• **What the task requires**:
Please transcribe the records precisely; pictures stay out of your copy.

####

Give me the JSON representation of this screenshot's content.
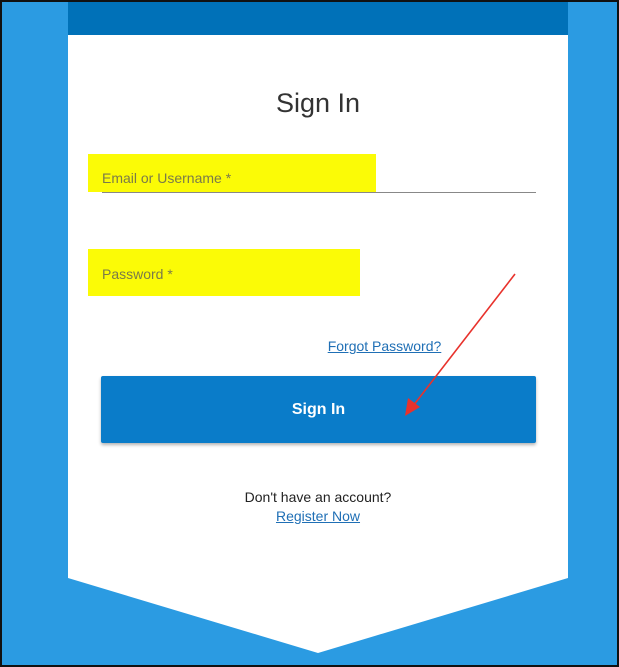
{
  "form": {
    "title": "Sign In",
    "email_placeholder": "Email or Username *",
    "password_placeholder": "Password *",
    "forgot_label": "Forgot Password?",
    "submit_label": "Sign In",
    "no_account_text": "Don't have an account?",
    "register_label": "Register Now"
  },
  "colors": {
    "background": "#2b9be2",
    "card": "#ffffff",
    "top_bar": "#0071b8",
    "button": "#0a7cc9",
    "highlight": "#fbfb06",
    "annotation_arrow": "#e8322c"
  }
}
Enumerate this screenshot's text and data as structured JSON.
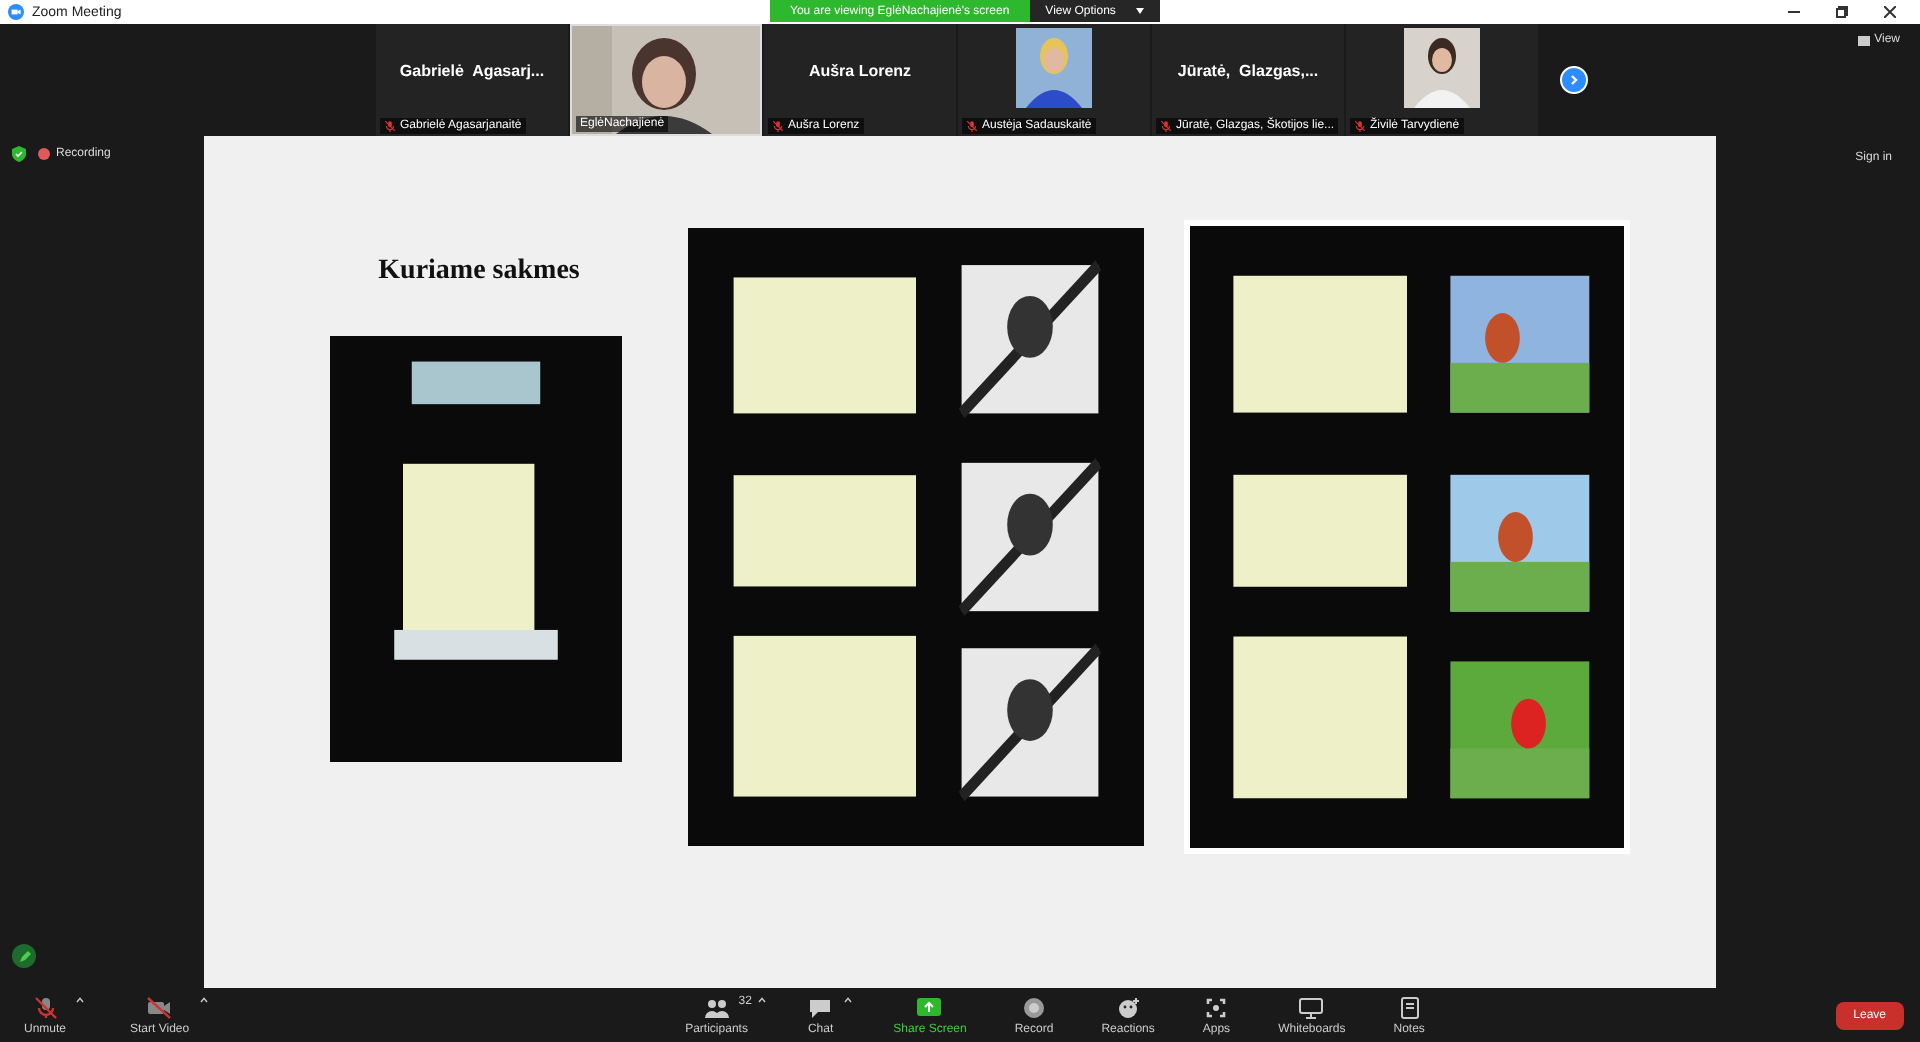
{
  "window": {
    "title": "Zoom Meeting"
  },
  "share_banner": {
    "text": "You are viewing EglėNachajienė's screen",
    "button": "View Options"
  },
  "participants": [
    {
      "display_name": "Gabrielė  Agasarj...",
      "name": "Gabrielė Agasarjanaitė",
      "muted": true,
      "kind": "name",
      "active": false
    },
    {
      "name": "EglėNachajienė",
      "muted": false,
      "kind": "video",
      "active": true
    },
    {
      "display_name": "Aušra Lorenz",
      "name": "Aušra Lorenz",
      "muted": true,
      "kind": "name",
      "active": false
    },
    {
      "name": "Austėja Sadauskaitė",
      "muted": true,
      "active": false
    },
    {
      "display_name": "Jūratė,  Glazgas,...",
      "name": "Jūratė, Glazgas, Škotijos lie...",
      "muted": true,
      "kind": "name",
      "active": false
    },
    {
      "name": "Živilė Tarvydienė",
      "muted": true,
      "active": false
    }
  ],
  "view_button": "View",
  "recording": "Recording",
  "sign_in": "Sign in",
  "slide": {
    "title": "Kuriame sakmes"
  },
  "toolbar_left": [
    {
      "label": "Unmute",
      "kind": "mic",
      "caret": true
    },
    {
      "label": "Start Video",
      "kind": "video",
      "caret": true
    }
  ],
  "toolbar_center": [
    {
      "label": "Participants",
      "kind": "people",
      "caret": true,
      "count": "32"
    },
    {
      "label": "Chat",
      "kind": "chat",
      "caret": true
    },
    {
      "label": "Share Screen",
      "kind": "share",
      "caret": false
    },
    {
      "label": "Record",
      "kind": "record",
      "caret": false
    },
    {
      "label": "Reactions",
      "kind": "reactions",
      "caret": false
    },
    {
      "label": "Apps",
      "kind": "apps",
      "caret": false
    },
    {
      "label": "Whiteboards",
      "kind": "whiteboard",
      "caret": false
    },
    {
      "label": "Notes",
      "kind": "notes",
      "caret": false
    }
  ],
  "leave_button": "Leave"
}
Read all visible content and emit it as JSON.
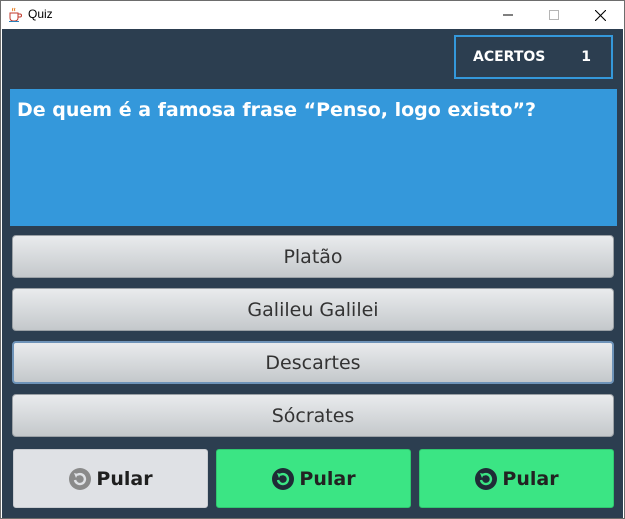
{
  "window": {
    "title": "Quiz"
  },
  "score": {
    "label": "ACERTOS",
    "value": "1"
  },
  "question": {
    "text": "De quem é a famosa frase “Penso, logo existo”?"
  },
  "answers": [
    {
      "label": "Platão"
    },
    {
      "label": "Galileu Galilei"
    },
    {
      "label": "Descartes"
    },
    {
      "label": "Sócrates"
    }
  ],
  "skips": [
    {
      "label": "Pular",
      "state": "disabled"
    },
    {
      "label": "Pular",
      "state": "enabled"
    },
    {
      "label": "Pular",
      "state": "enabled"
    }
  ],
  "colors": {
    "background": "#2c3e50",
    "question_panel": "#3498db",
    "skip_enabled": "#3be584",
    "skip_disabled": "#dfe1e5"
  },
  "icons": {
    "app": "java-cup-icon",
    "skip": "skip-rotate-icon",
    "minimize": "minimize-icon",
    "maximize": "maximize-icon",
    "close": "close-icon"
  }
}
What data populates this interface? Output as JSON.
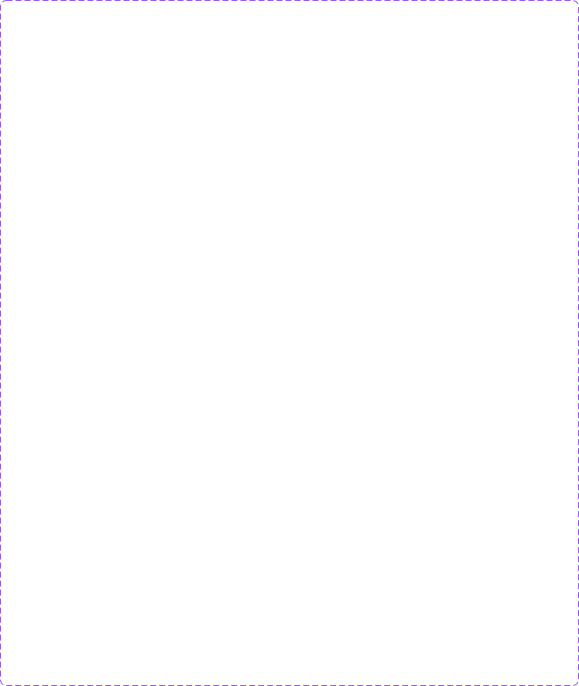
{
  "canvas": {
    "border_color": "#9a5bf0",
    "background_color": "#ffffff",
    "border_style": "dashed"
  }
}
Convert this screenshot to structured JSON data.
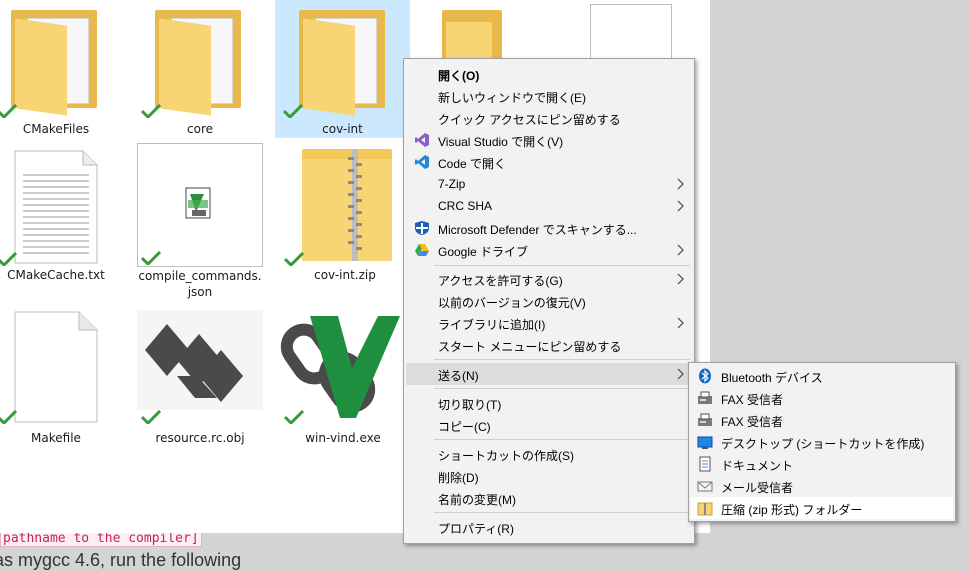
{
  "files": [
    {
      "name": "CMakeFiles"
    },
    {
      "name": "core"
    },
    {
      "name": "cov-int"
    },
    {
      "name": "CMakeCache.txt"
    },
    {
      "name": "compile_commands.json"
    },
    {
      "name": "cov-int.zip"
    },
    {
      "name": "Makefile"
    },
    {
      "name": "resource.rc.obj"
    },
    {
      "name": "win-vind.exe"
    }
  ],
  "background": {
    "code_snippet": "pathname to the compiler]",
    "prose": "as mygcc 4.6, run the following"
  },
  "context_menu": {
    "items": [
      {
        "label": "開く(O)"
      },
      {
        "label": "新しいウィンドウで開く(E)"
      },
      {
        "label": "クイック アクセスにピン留めする"
      },
      {
        "label": "Visual Studio で開く(V)",
        "icon": "visual-studio-icon"
      },
      {
        "label": "Code で開く",
        "icon": "vscode-icon"
      },
      {
        "label": "7-Zip"
      },
      {
        "label": "CRC SHA"
      },
      {
        "label": "Microsoft Defender でスキャンする...",
        "icon": "defender-icon"
      },
      {
        "label": "Google ドライブ",
        "icon": "google-drive-icon"
      },
      {
        "label": "アクセスを許可する(G)"
      },
      {
        "label": "以前のバージョンの復元(V)"
      },
      {
        "label": "ライブラリに追加(I)"
      },
      {
        "label": "スタート メニューにピン留めする"
      },
      {
        "label": "送る(N)"
      },
      {
        "label": "切り取り(T)"
      },
      {
        "label": "コピー(C)"
      },
      {
        "label": "ショートカットの作成(S)"
      },
      {
        "label": "削除(D)"
      },
      {
        "label": "名前の変更(M)"
      },
      {
        "label": "プロパティ(R)"
      }
    ]
  },
  "send_to_menu": {
    "items": [
      {
        "label": "Bluetooth デバイス",
        "icon": "bluetooth-icon"
      },
      {
        "label": "FAX 受信者",
        "icon": "fax-icon"
      },
      {
        "label": "FAX 受信者",
        "icon": "fax-icon"
      },
      {
        "label": "デスクトップ (ショートカットを作成)",
        "icon": "desktop-icon"
      },
      {
        "label": "ドキュメント",
        "icon": "documents-icon"
      },
      {
        "label": "メール受信者",
        "icon": "mail-icon"
      },
      {
        "label": "圧縮 (zip 形式) フォルダー",
        "icon": "zip-folder-icon"
      }
    ]
  },
  "colors": {
    "selection": "#cce8ff",
    "menu_background": "#f2f2f2",
    "menu_highlight": "#dcdcdc",
    "check_green": "#3a9a3a",
    "folder": "#f8d574"
  }
}
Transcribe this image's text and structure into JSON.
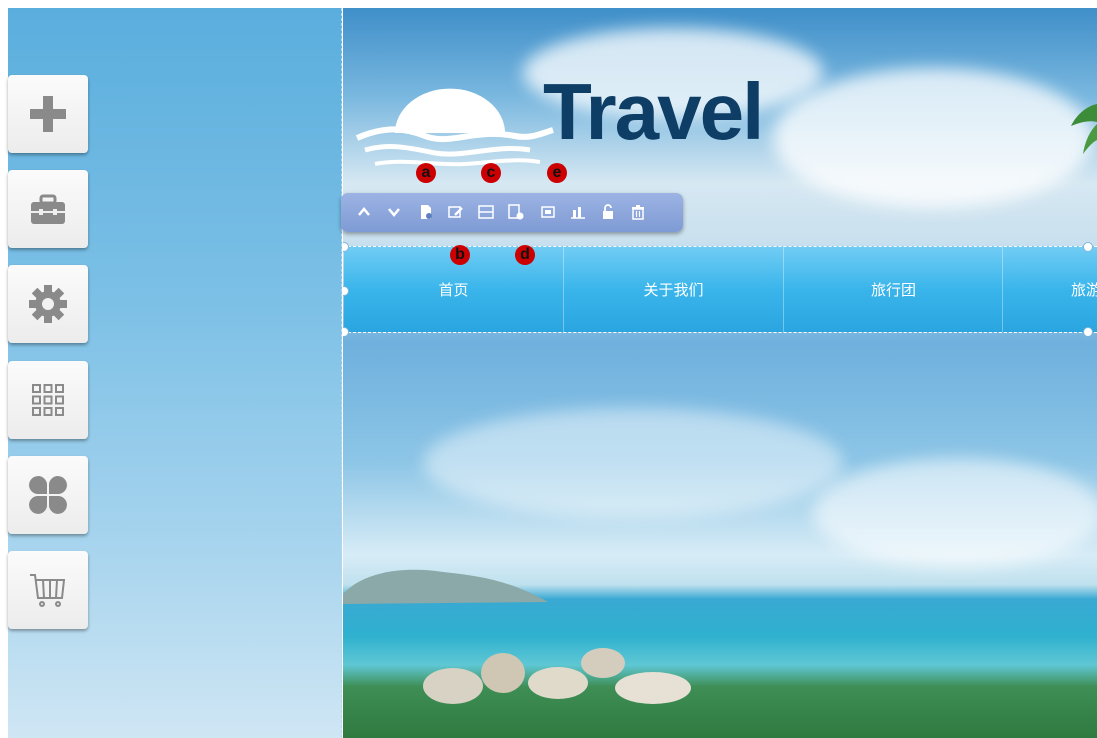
{
  "sidebar": {
    "tools": [
      {
        "icon": "plus-icon"
      },
      {
        "icon": "toolbox-icon"
      },
      {
        "icon": "gear-icon"
      },
      {
        "icon": "grid-icon"
      },
      {
        "icon": "clover-icon"
      },
      {
        "icon": "cart-icon"
      }
    ]
  },
  "site": {
    "logo_text": "Travel",
    "nav": [
      "首页",
      "关于我们",
      "旅行团",
      "旅游"
    ]
  },
  "toolbar": {
    "buttons": [
      "chevron-up-icon",
      "chevron-down-icon",
      "page-icon",
      "edit-icon",
      "layout-icon",
      "settings-icon",
      "frame-icon",
      "chart-icon",
      "lock-icon",
      "delete-icon"
    ],
    "markers": {
      "a": "a",
      "b": "b",
      "c": "c",
      "d": "d",
      "e": "e"
    }
  },
  "colors": {
    "accent": "#2aa5e0",
    "logo": "#0e3e66",
    "marker": "#cc0000",
    "toolbar": "#8aa6db"
  }
}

####

• **Response below**:
Give me the JSON representation of this screenshot's content.
{
  "form": {
    "title": "Sign In",
    "email_placeholder": "Email or Username *",
    "password_placeholder": "Password *",
    "forgot_label": "Forgot Password?",
    "submit_label": "Sign In",
    "no_account_text": "Don't have an account?",
    "register_label": "Register Now"
  },
  "colors": {
    "background": "#2b9be2",
    "card": "#ffffff",
    "top_bar": "#0071b8",
    "button": "#0a7cc9",
    "highlight": "#fbfb06",
    "annotation_arrow": "#e8322c"
  }
}
Enumerate this screenshot's text and data as structured JSON.
{
  "window": {
    "title": "Zoom Meeting"
  },
  "share_banner": {
    "text": "You are viewing EglėNachajienė's screen",
    "button": "View Options"
  },
  "participants": [
    {
      "display_name": "Gabrielė  Agasarj...",
      "name": "Gabrielė Agasarjanaitė",
      "muted": true,
      "kind": "name",
      "active": false
    },
    {
      "name": "EglėNachajienė",
      "muted": false,
      "kind": "video",
      "active": true
    },
    {
      "display_name": "Aušra Lorenz",
      "name": "Aušra Lorenz",
      "muted": true,
      "kind": "name",
      "active": false
    },
    {
      "name": "Austėja Sadauskaitė",
      "muted": true,
      "active": false
    },
    {
      "display_name": "Jūratė,  Glazgas,...",
      "name": "Jūratė, Glazgas, Škotijos lie...",
      "muted": true,
      "kind": "name",
      "active": false
    },
    {
      "name": "Živilė Tarvydienė",
      "muted": true,
      "active": false
    }
  ],
  "view_button": "View",
  "recording": "Recording",
  "sign_in": "Sign in",
  "slide": {
    "title": "Kuriame sakmes"
  },
  "toolbar_left": [
    {
      "label": "Unmute",
      "kind": "mic",
      "caret": true
    },
    {
      "label": "Start Video",
      "kind": "video",
      "caret": true
    }
  ],
  "toolbar_center": [
    {
      "label": "Participants",
      "kind": "people",
      "caret": true,
      "count": "32"
    },
    {
      "label": "Chat",
      "kind": "chat",
      "caret": true
    },
    {
      "label": "Share Screen",
      "kind": "share",
      "caret": false
    },
    {
      "label": "Record",
      "kind": "record",
      "caret": false
    },
    {
      "label": "Reactions",
      "kind": "reactions",
      "caret": false
    },
    {
      "label": "Apps",
      "kind": "apps",
      "caret": false
    },
    {
      "label": "Whiteboards",
      "kind": "whiteboard",
      "caret": false
    },
    {
      "label": "Notes",
      "kind": "notes",
      "caret": false
    }
  ],
  "leave_button": "Leave"
}
Read all visible content and emit it as JSON.
{
  "window": {
    "title": "Quiz"
  },
  "score": {
    "label": "ACERTOS",
    "value": "1"
  },
  "question": {
    "text": "De quem é a famosa frase “Penso, logo existo”?"
  },
  "answers": [
    {
      "label": "Platão"
    },
    {
      "label": "Galileu Galilei"
    },
    {
      "label": "Descartes"
    },
    {
      "label": "Sócrates"
    }
  ],
  "skips": [
    {
      "label": "Pular",
      "state": "disabled"
    },
    {
      "label": "Pular",
      "state": "enabled"
    },
    {
      "label": "Pular",
      "state": "enabled"
    }
  ],
  "colors": {
    "background": "#2c3e50",
    "question_panel": "#3498db",
    "skip_enabled": "#3be584",
    "skip_disabled": "#dfe1e5"
  },
  "icons": {
    "app": "java-cup-icon",
    "skip": "skip-rotate-icon",
    "minimize": "minimize-icon",
    "maximize": "maximize-icon",
    "close": "close-icon"
  }
}
What data populates this interface? Output as JSON.
{
  "canvas": {
    "border_color": "#9a5bf0",
    "background_color": "#ffffff",
    "border_style": "dashed"
  }
}
Convert this screenshot to structured JSON data.
{
  "files": [
    {
      "name": "CMakeFiles"
    },
    {
      "name": "core"
    },
    {
      "name": "cov-int"
    },
    {
      "name": "CMakeCache.txt"
    },
    {
      "name": "compile_commands.json"
    },
    {
      "name": "cov-int.zip"
    },
    {
      "name": "Makefile"
    },
    {
      "name": "resource.rc.obj"
    },
    {
      "name": "win-vind.exe"
    }
  ],
  "background": {
    "code_snippet": "pathname to the compiler]",
    "prose": "as mygcc 4.6, run the following"
  },
  "context_menu": {
    "items": [
      {
        "label": "開く(O)"
      },
      {
        "label": "新しいウィンドウで開く(E)"
      },
      {
        "label": "クイック アクセスにピン留めする"
      },
      {
        "label": "Visual Studio で開く(V)",
        "icon": "visual-studio-icon"
      },
      {
        "label": "Code で開く",
        "icon": "vscode-icon"
      },
      {
        "label": "7-Zip"
      },
      {
        "label": "CRC SHA"
      },
      {
        "label": "Microsoft Defender でスキャンする...",
        "icon": "defender-icon"
      },
      {
        "label": "Google ドライブ",
        "icon": "google-drive-icon"
      },
      {
        "label": "アクセスを許可する(G)"
      },
      {
        "label": "以前のバージョンの復元(V)"
      },
      {
        "label": "ライブラリに追加(I)"
      },
      {
        "label": "スタート メニューにピン留めする"
      },
      {
        "label": "送る(N)"
      },
      {
        "label": "切り取り(T)"
      },
      {
        "label": "コピー(C)"
      },
      {
        "label": "ショートカットの作成(S)"
      },
      {
        "label": "削除(D)"
      },
      {
        "label": "名前の変更(M)"
      },
      {
        "label": "プロパティ(R)"
      }
    ]
  },
  "send_to_menu": {
    "items": [
      {
        "label": "Bluetooth デバイス",
        "icon": "bluetooth-icon"
      },
      {
        "label": "FAX 受信者",
        "icon": "fax-icon"
      },
      {
        "label": "FAX 受信者",
        "icon": "fax-icon"
      },
      {
        "label": "デスクトップ (ショートカットを作成)",
        "icon": "desktop-icon"
      },
      {
        "label": "ドキュメント",
        "icon": "documents-icon"
      },
      {
        "label": "メール受信者",
        "icon": "mail-icon"
      },
      {
        "label": "圧縮 (zip 形式) フォルダー",
        "icon": "zip-folder-icon"
      }
    ]
  },
  "colors": {
    "selection": "#cce8ff",
    "menu_background": "#f2f2f2",
    "menu_highlight": "#dcdcdc",
    "check_green": "#3a9a3a",
    "folder": "#f8d574"
  }
}
Transcribe this image's text and structure into JSON.
{
  "sidebar": {
    "tools": [
      {
        "icon": "plus-icon"
      },
      {
        "icon": "toolbox-icon"
      },
      {
        "icon": "gear-icon"
      },
      {
        "icon": "grid-icon"
      },
      {
        "icon": "clover-icon"
      },
      {
        "icon": "cart-icon"
      }
    ]
  },
  "site": {
    "logo_text": "Travel",
    "nav": [
      "首页",
      "关于我们",
      "旅行团",
      "旅游"
    ]
  },
  "toolbar": {
    "buttons": [
      "chevron-up-icon",
      "chevron-down-icon",
      "page-icon",
      "edit-icon",
      "layout-icon",
      "settings-icon",
      "frame-icon",
      "chart-icon",
      "lock-icon",
      "delete-icon"
    ],
    "markers": {
      "a": "a",
      "b": "b",
      "c": "c",
      "d": "d",
      "e": "e"
    }
  },
  "colors": {
    "accent": "#2aa5e0",
    "logo": "#0e3e66",
    "marker": "#cc0000",
    "toolbar": "#8aa6db"
  }
}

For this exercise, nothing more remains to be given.